* **Stated problem**: Copy the lines below word for word, keeping every character and number unchanged.

[Annotated element listings]
--- START ---

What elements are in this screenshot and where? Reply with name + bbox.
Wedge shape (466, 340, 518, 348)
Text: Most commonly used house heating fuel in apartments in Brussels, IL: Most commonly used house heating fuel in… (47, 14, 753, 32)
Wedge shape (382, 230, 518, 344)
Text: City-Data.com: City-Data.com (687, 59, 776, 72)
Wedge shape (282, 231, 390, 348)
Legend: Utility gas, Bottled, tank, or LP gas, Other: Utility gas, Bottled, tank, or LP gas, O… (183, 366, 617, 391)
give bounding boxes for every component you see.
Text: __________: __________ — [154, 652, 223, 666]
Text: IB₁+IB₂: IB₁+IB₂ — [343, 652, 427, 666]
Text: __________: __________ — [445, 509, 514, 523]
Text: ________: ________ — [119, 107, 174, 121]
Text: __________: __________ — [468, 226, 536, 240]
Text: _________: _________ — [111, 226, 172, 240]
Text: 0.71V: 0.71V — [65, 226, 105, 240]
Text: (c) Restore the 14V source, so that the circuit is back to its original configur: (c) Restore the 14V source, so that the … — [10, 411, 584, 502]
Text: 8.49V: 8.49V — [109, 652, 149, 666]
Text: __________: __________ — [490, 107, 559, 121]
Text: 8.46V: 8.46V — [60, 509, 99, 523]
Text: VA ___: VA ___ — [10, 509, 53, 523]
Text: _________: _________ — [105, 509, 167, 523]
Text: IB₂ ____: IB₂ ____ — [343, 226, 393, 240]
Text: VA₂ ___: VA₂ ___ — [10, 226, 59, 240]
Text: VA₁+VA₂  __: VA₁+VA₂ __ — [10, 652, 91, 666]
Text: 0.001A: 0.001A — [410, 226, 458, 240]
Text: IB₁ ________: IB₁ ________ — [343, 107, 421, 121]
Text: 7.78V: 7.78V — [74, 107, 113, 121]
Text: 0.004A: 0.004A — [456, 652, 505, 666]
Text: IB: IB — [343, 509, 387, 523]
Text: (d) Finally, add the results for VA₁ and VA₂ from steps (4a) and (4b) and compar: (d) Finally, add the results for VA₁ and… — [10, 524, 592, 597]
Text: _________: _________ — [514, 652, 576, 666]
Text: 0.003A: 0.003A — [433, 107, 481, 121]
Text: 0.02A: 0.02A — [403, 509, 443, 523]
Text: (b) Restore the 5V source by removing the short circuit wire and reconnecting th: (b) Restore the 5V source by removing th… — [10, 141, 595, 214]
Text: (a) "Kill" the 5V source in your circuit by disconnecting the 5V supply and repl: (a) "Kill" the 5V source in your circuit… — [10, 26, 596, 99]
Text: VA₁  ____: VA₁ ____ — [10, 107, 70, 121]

--- END ---

* **Correct output**:
What elements are in this screenshot and where? Reply with name + bbox.
Wedge shape (466, 340, 518, 348)
Text: Most commonly used house heating fuel in apartments in Brussels, IL: Most commonly used house heating fuel in… (47, 14, 753, 32)
Wedge shape (382, 230, 518, 344)
Text: City-Data.com: City-Data.com (687, 59, 776, 72)
Wedge shape (282, 231, 390, 348)
Legend: Utility gas, Bottled, tank, or LP gas, Other: Utility gas, Bottled, tank, or LP gas, O… (183, 366, 617, 391)
give bounding boxes for every component you see.
Text: __________: __________ — [154, 652, 223, 666]
Text: IB₁+IB₂: IB₁+IB₂ — [343, 652, 427, 666]
Text: __________: __________ — [445, 509, 514, 523]
Text: ________: ________ — [119, 107, 174, 121]
Text: __________: __________ — [468, 226, 536, 240]
Text: _________: _________ — [111, 226, 172, 240]
Text: 0.71V: 0.71V — [65, 226, 105, 240]
Text: (c) Restore the 14V source, so that the circuit is back to its original configur: (c) Restore the 14V source, so that the … — [10, 411, 584, 502]
Text: 8.49V: 8.49V — [109, 652, 149, 666]
Text: __________: __________ — [490, 107, 559, 121]
Text: 8.46V: 8.46V — [60, 509, 99, 523]
Text: VA ___: VA ___ — [10, 509, 53, 523]
Text: _________: _________ — [105, 509, 167, 523]
Text: IB₂ ____: IB₂ ____ — [343, 226, 393, 240]
Text: VA₂ ___: VA₂ ___ — [10, 226, 59, 240]
Text: VA₁+VA₂  __: VA₁+VA₂ __ — [10, 652, 91, 666]
Text: 0.001A: 0.001A — [410, 226, 458, 240]
Text: IB₁ ________: IB₁ ________ — [343, 107, 421, 121]
Text: 7.78V: 7.78V — [74, 107, 113, 121]
Text: 0.004A: 0.004A — [456, 652, 505, 666]
Text: IB: IB — [343, 509, 387, 523]
Text: (d) Finally, add the results for VA₁ and VA₂ from steps (4a) and (4b) and compar: (d) Finally, add the results for VA₁ and… — [10, 524, 592, 597]
Text: _________: _________ — [514, 652, 576, 666]
Text: 0.003A: 0.003A — [433, 107, 481, 121]
Text: 0.02A: 0.02A — [403, 509, 443, 523]
Text: (b) Restore the 5V source by removing the short circuit wire and reconnecting th: (b) Restore the 5V source by removing th… — [10, 141, 595, 214]
Text: (a) "Kill" the 5V source in your circuit by disconnecting the 5V supply and repl: (a) "Kill" the 5V source in your circuit… — [10, 26, 596, 99]
Text: VA₁  ____: VA₁ ____ — [10, 107, 70, 121]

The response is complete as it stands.